■ **What needs to be done**
All of the material below is to be restated word for word, apart from the pictures.

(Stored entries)
"""

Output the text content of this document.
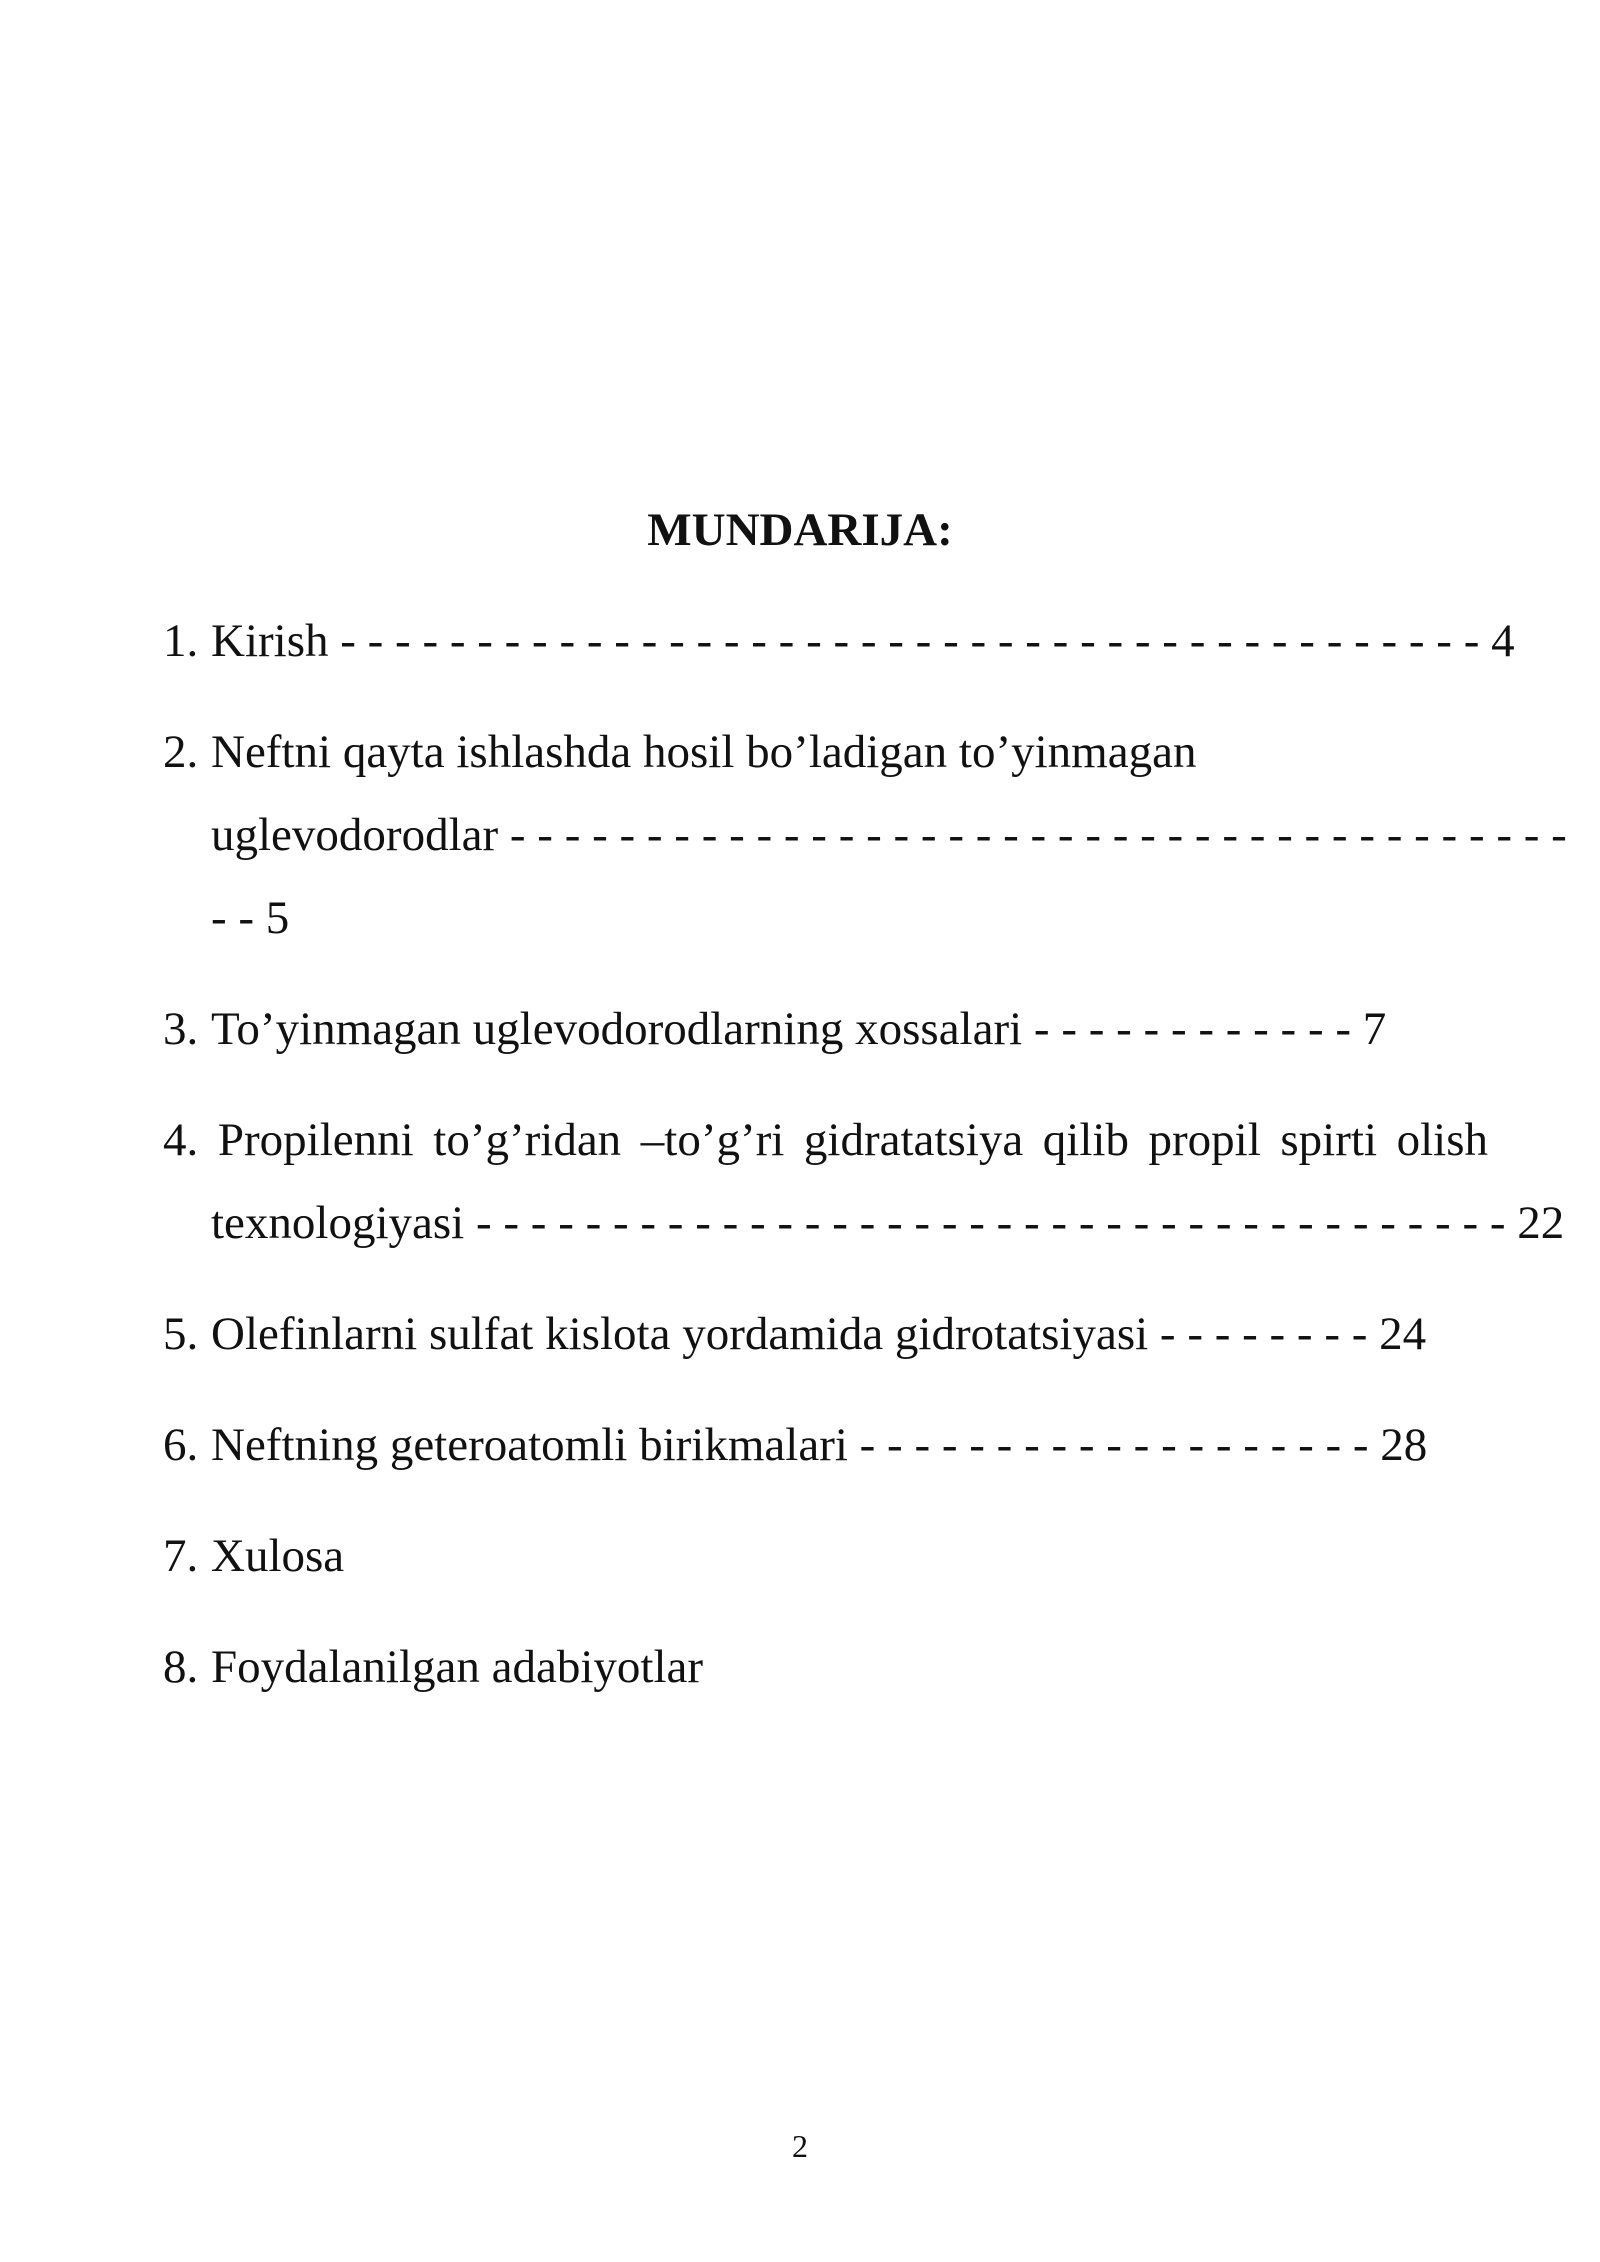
MUNDARIJA:
1. Kirish - - - - - - - - - - - - - - - - - - - - - - - - - - - - - - - - - - - - - - - - - - 4
2. Neftni qayta ishlashda hosil bo’ladigan to’yinmagan
uglevodorodlar - - - - - - - - - - - - - - - - - - - - - - - - - - - - - - - - - - - - - - -
- - 5
3. To’yinmagan uglevodorodlarning xossalari - - - - - - - - - - - - 7
4. Propilenni to’g’ridan –to’g’ri gidratatsiya qilib propil spirti olish
texnologiyasi - - - - - - - - - - - - - - - - - - - - - - - - - - - - - - - - - - - - - - 22
5. Olefinlarni sulfat kislota yordamida gidrotatsiyasi - - - - - - - - 24
6. Neftning geteroatomli birikmalari - - - - - - - - - - - - - - - - - - - 28
7. Xulosa
8. Foydalanilgan adabiyotlar
2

"""

■ **Response for this exercise**
Output the text content of this document.
MUNDARIJA:
1. Kirish - - - - - - - - - - - - - - - - - - - - - - - - - - - - - - - - - - - - - - - - - - 4
2. Neftni qayta ishlashda hosil bo’ladigan to’yinmagan
uglevodorodlar - - - - - - - - - - - - - - - - - - - - - - - - - - - - - - - - - - - - - - -
- - 5
3. To’yinmagan uglevodorodlarning xossalari - - - - - - - - - - - - 7
4. Propilenni to’g’ridan –to’g’ri gidratatsiya qilib propil spirti olish
texnologiyasi - - - - - - - - - - - - - - - - - - - - - - - - - - - - - - - - - - - - - - 22
5. Olefinlarni sulfat kislota yordamida gidrotatsiyasi - - - - - - - - 24
6. Neftning geteroatomli birikmalari - - - - - - - - - - - - - - - - - - - 28
7. Xulosa
8. Foydalanilgan adabiyotlar
2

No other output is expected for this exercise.